▸ Exercise instructions: Repeat, exactly and completely, the entries shown underneath.

▸ Recorded information:
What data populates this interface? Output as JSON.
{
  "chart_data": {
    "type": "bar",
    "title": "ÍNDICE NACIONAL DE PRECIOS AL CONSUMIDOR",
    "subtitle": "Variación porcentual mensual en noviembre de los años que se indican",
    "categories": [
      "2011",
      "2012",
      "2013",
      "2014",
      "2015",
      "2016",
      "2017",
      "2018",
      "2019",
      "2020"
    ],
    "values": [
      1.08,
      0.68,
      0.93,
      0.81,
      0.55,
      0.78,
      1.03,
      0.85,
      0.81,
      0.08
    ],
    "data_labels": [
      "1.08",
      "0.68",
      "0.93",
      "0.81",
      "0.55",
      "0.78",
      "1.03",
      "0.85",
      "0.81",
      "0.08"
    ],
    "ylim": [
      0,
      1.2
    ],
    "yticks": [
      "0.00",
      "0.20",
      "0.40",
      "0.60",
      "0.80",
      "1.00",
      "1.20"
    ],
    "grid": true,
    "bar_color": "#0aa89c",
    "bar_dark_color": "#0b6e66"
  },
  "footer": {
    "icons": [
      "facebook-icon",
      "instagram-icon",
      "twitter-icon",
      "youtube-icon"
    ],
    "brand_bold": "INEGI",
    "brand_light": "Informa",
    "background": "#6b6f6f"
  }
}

▸ Problem solution:
What data populates this interface? Output as JSON.
{
  "chart_data": {
    "type": "bar",
    "title": "ÍNDICE NACIONAL DE PRECIOS AL CONSUMIDOR",
    "subtitle": "Variación porcentual mensual en noviembre de los años que se indican",
    "categories": [
      "2011",
      "2012",
      "2013",
      "2014",
      "2015",
      "2016",
      "2017",
      "2018",
      "2019",
      "2020"
    ],
    "values": [
      1.08,
      0.68,
      0.93,
      0.81,
      0.55,
      0.78,
      1.03,
      0.85,
      0.81,
      0.08
    ],
    "data_labels": [
      "1.08",
      "0.68",
      "0.93",
      "0.81",
      "0.55",
      "0.78",
      "1.03",
      "0.85",
      "0.81",
      "0.08"
    ],
    "ylim": [
      0,
      1.2
    ],
    "yticks": [
      "0.00",
      "0.20",
      "0.40",
      "0.60",
      "0.80",
      "1.00",
      "1.20"
    ],
    "grid": true,
    "bar_color": "#0aa89c",
    "bar_dark_color": "#0b6e66"
  },
  "footer": {
    "icons": [
      "facebook-icon",
      "instagram-icon",
      "twitter-icon",
      "youtube-icon"
    ],
    "brand_bold": "INEGI",
    "brand_light": "Informa",
    "background": "#6b6f6f"
  }
}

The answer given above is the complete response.